(Collected data entries)
======

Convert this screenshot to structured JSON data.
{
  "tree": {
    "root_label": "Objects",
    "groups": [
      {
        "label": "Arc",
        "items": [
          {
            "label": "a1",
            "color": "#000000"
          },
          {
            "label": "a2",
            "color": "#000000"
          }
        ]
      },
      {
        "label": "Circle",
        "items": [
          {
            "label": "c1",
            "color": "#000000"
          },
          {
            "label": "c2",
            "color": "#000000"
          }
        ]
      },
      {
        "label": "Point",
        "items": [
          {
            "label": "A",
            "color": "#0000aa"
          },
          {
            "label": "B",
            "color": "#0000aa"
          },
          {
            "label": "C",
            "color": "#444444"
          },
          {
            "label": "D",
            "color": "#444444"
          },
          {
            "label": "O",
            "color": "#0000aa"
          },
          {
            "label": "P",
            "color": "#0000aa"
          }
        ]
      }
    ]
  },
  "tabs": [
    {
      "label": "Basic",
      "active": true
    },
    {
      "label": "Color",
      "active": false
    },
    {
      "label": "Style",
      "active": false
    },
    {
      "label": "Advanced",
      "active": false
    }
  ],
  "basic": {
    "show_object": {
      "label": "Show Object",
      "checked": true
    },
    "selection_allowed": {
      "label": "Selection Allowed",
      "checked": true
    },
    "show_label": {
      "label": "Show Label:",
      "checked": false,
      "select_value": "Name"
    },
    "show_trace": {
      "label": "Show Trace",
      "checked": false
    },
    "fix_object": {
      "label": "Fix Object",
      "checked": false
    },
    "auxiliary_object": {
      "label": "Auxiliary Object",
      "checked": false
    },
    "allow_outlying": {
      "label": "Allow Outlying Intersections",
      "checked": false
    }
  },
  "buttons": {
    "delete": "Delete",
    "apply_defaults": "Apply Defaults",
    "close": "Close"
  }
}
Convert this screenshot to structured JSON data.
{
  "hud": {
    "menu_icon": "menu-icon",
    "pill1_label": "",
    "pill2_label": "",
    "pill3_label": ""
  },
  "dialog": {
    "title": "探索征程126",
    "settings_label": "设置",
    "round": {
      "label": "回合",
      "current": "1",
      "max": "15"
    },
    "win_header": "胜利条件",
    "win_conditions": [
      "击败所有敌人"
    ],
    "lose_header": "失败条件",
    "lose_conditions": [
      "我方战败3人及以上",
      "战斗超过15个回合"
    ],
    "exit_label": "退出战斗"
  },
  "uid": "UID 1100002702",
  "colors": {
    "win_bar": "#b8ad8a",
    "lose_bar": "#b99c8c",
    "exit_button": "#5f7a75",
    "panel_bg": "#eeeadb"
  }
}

======

Task to complete –
Type out the full listing again, exactly as given.

Written reply –
Convert this screenshot to structured JSON data.
{
  "tree": {
    "root_label": "Objects",
    "groups": [
      {
        "label": "Arc",
        "items": [
          {
            "label": "a1",
            "color": "#000000"
          },
          {
            "label": "a2",
            "color": "#000000"
          }
        ]
      },
      {
        "label": "Circle",
        "items": [
          {
            "label": "c1",
            "color": "#000000"
          },
          {
            "label": "c2",
            "color": "#000000"
          }
        ]
      },
      {
        "label": "Point",
        "items": [
          {
            "label": "A",
            "color": "#0000aa"
          },
          {
            "label": "B",
            "color": "#0000aa"
          },
          {
            "label": "C",
            "color": "#444444"
          },
          {
            "label": "D",
            "color": "#444444"
          },
          {
            "label": "O",
            "color": "#0000aa"
          },
          {
            "label": "P",
            "color": "#0000aa"
          }
        ]
      }
    ]
  },
  "tabs": [
    {
      "label": "Basic",
      "active": true
    },
    {
      "label": "Color",
      "active": false
    },
    {
      "label": "Style",
      "active": false
    },
    {
      "label": "Advanced",
      "active": false
    }
  ],
  "basic": {
    "show_object": {
      "label": "Show Object",
      "checked": true
    },
    "selection_allowed": {
      "label": "Selection Allowed",
      "checked": true
    },
    "show_label": {
      "label": "Show Label:",
      "checked": false,
      "select_value": "Name"
    },
    "show_trace": {
      "label": "Show Trace",
      "checked": false
    },
    "fix_object": {
      "label": "Fix Object",
      "checked": false
    },
    "auxiliary_object": {
      "label": "Auxiliary Object",
      "checked": false
    },
    "allow_outlying": {
      "label": "Allow Outlying Intersections",
      "checked": false
    }
  },
  "buttons": {
    "delete": "Delete",
    "apply_defaults": "Apply Defaults",
    "close": "Close"
  }
}
Convert this screenshot to structured JSON data.
{
  "hud": {
    "menu_icon": "menu-icon",
    "pill1_label": "",
    "pill2_label": "",
    "pill3_label": ""
  },
  "dialog": {
    "title": "探索征程126",
    "settings_label": "设置",
    "round": {
      "label": "回合",
      "current": "1",
      "max": "15"
    },
    "win_header": "胜利条件",
    "win_conditions": [
      "击败所有敌人"
    ],
    "lose_header": "失败条件",
    "lose_conditions": [
      "我方战败3人及以上",
      "战斗超过15个回合"
    ],
    "exit_label": "退出战斗"
  },
  "uid": "UID 1100002702",
  "colors": {
    "win_bar": "#b8ad8a",
    "lose_bar": "#b99c8c",
    "exit_button": "#5f7a75",
    "panel_bg": "#eeeadb"
  }
}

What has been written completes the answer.